■ Input:
-- -- --

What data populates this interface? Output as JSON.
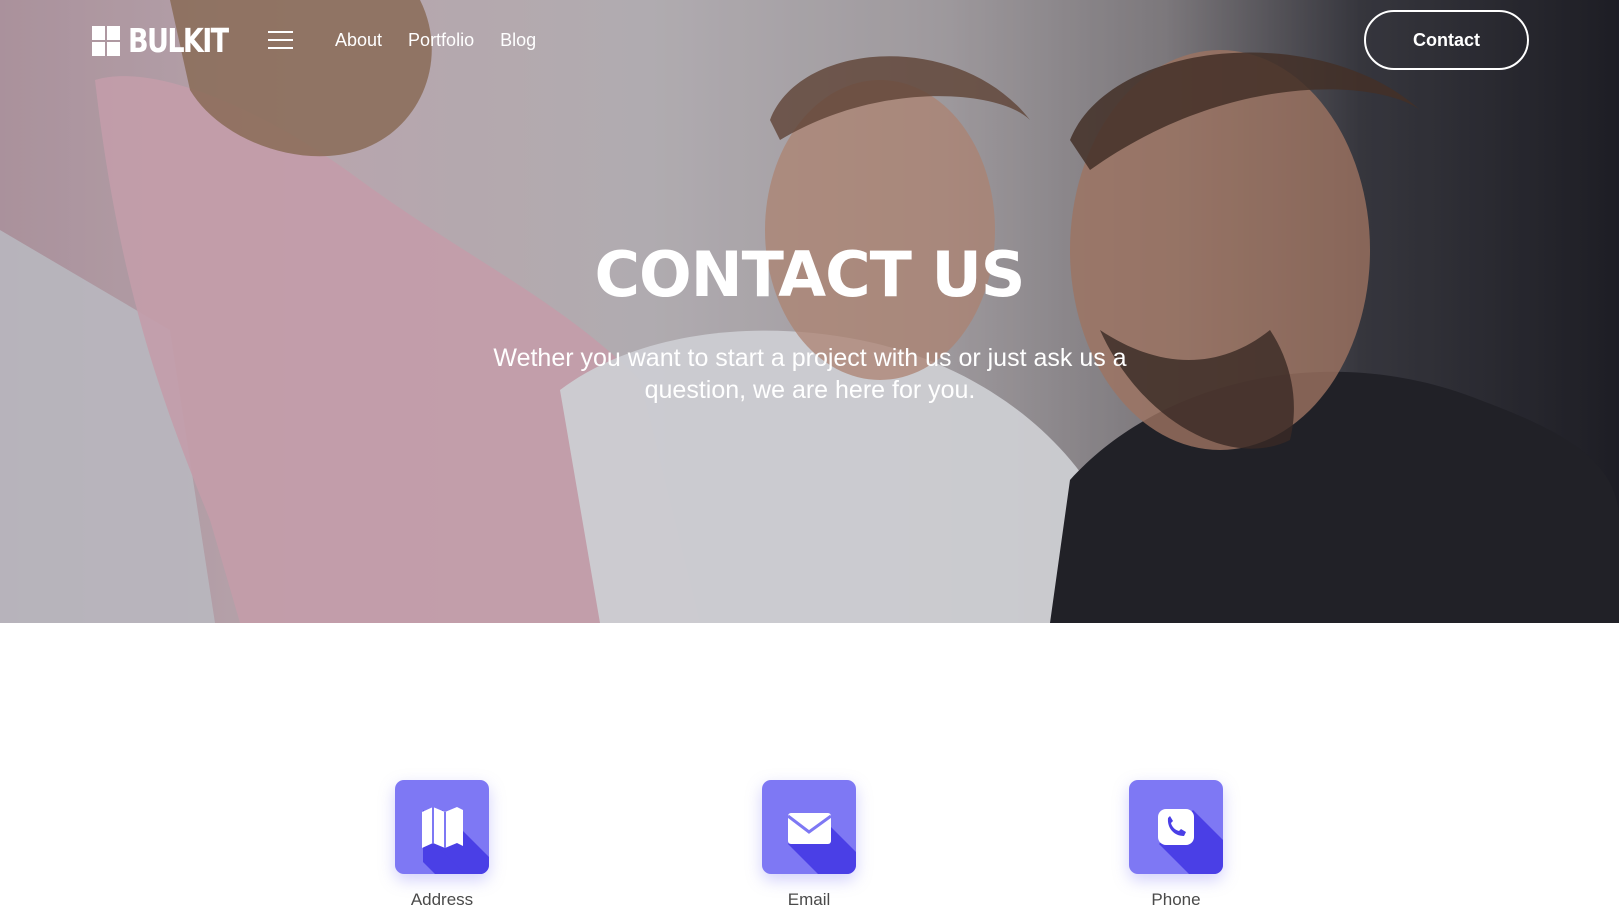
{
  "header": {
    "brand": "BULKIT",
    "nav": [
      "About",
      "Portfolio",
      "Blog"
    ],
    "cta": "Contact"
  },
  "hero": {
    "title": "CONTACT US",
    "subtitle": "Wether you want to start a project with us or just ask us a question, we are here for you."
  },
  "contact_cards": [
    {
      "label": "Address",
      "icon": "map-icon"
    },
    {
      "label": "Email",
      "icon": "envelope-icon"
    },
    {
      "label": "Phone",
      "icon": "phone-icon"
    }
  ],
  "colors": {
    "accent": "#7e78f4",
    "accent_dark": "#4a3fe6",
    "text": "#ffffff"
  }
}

-- -- --

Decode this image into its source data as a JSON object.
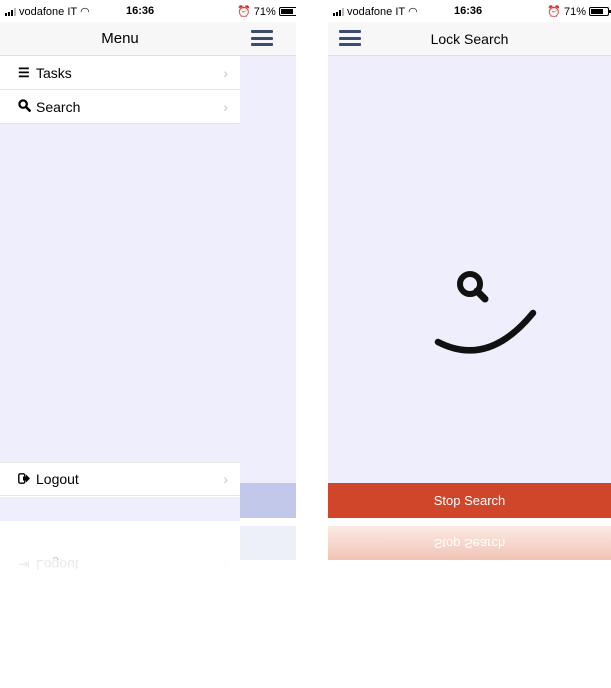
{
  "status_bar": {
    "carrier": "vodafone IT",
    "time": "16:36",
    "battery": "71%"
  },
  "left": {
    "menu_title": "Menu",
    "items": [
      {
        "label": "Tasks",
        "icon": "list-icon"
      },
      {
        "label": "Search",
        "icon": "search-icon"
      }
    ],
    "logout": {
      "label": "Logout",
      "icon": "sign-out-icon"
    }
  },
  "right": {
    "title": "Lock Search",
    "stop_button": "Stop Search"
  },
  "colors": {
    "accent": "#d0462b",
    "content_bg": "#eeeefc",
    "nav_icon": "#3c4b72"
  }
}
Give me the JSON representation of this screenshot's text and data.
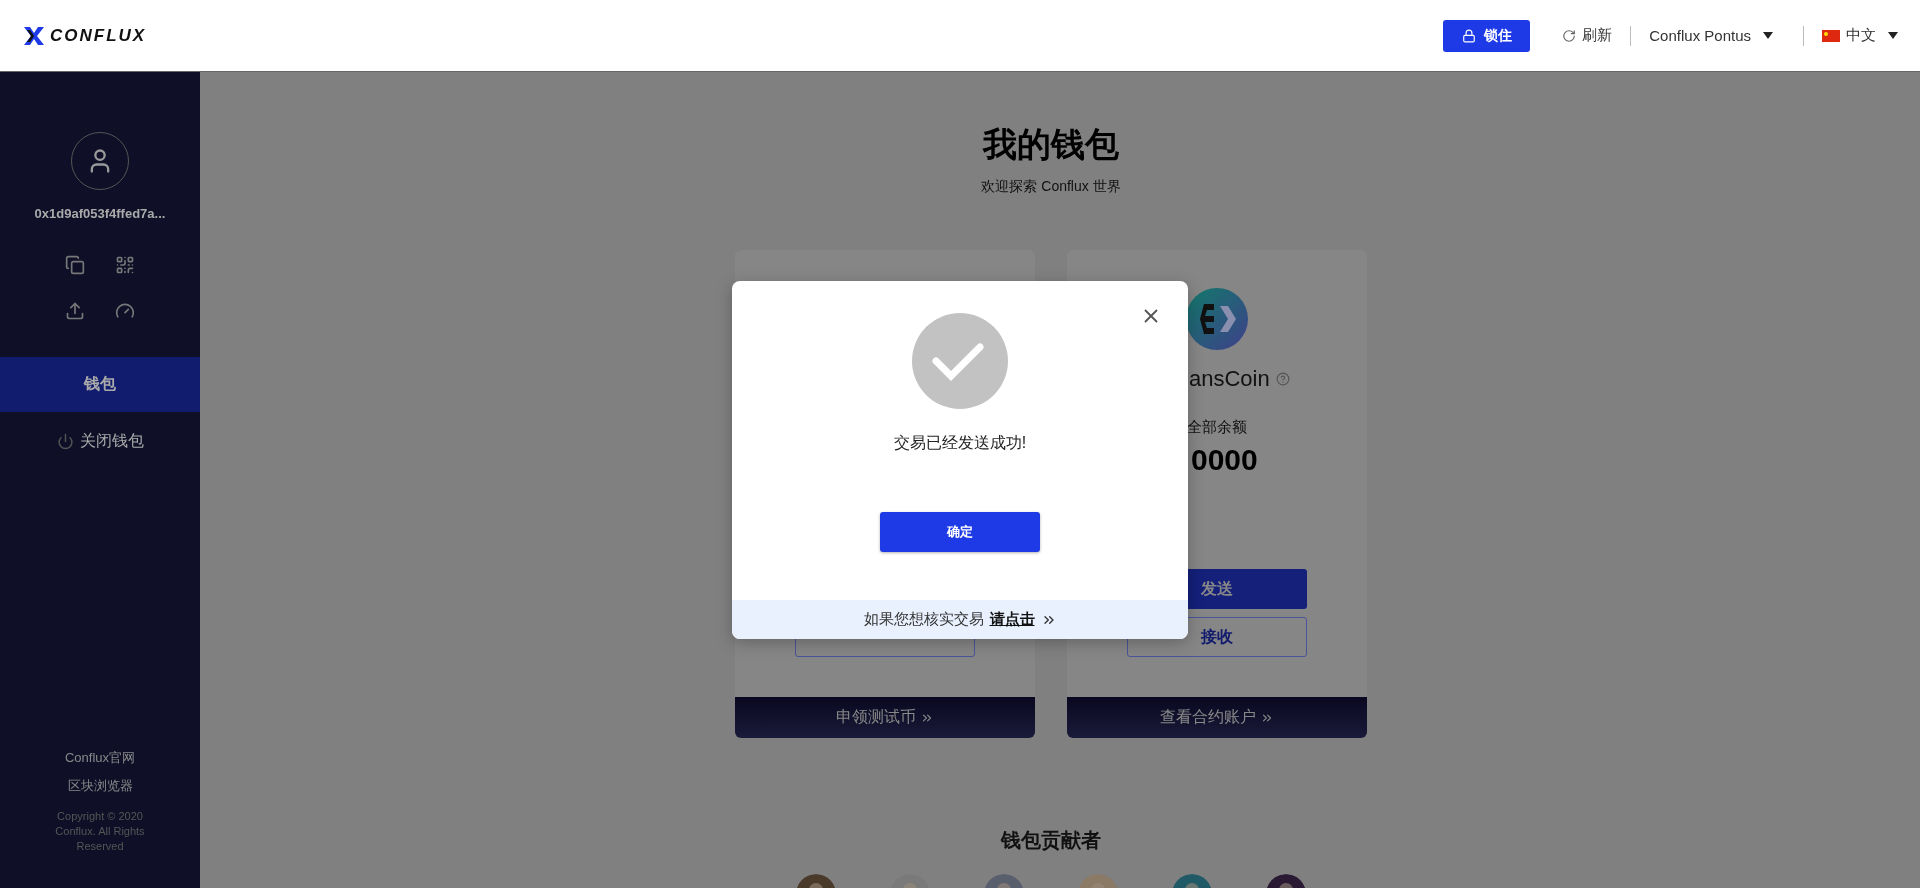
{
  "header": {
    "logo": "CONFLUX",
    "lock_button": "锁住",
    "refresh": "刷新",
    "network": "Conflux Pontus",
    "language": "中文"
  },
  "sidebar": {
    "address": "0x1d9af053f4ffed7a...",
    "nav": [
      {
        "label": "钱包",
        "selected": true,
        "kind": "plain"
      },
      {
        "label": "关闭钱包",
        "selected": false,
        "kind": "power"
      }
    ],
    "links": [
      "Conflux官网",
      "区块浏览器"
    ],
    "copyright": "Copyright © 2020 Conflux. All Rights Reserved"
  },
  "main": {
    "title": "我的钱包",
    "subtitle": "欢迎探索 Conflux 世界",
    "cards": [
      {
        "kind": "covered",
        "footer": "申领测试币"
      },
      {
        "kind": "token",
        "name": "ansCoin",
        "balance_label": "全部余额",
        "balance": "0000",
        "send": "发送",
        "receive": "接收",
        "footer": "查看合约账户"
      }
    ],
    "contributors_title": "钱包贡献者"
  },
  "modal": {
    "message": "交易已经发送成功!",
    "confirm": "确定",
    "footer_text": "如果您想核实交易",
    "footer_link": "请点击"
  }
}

-- -- --

■ Given problem: Find the word "JSON" in the material, then list each line that holds it.

■ Full response:
What data populates this interface? Output as JSON.
Decode this image into its source data as a JSON object.
Give me the JSON representation of this screenshot's text and data.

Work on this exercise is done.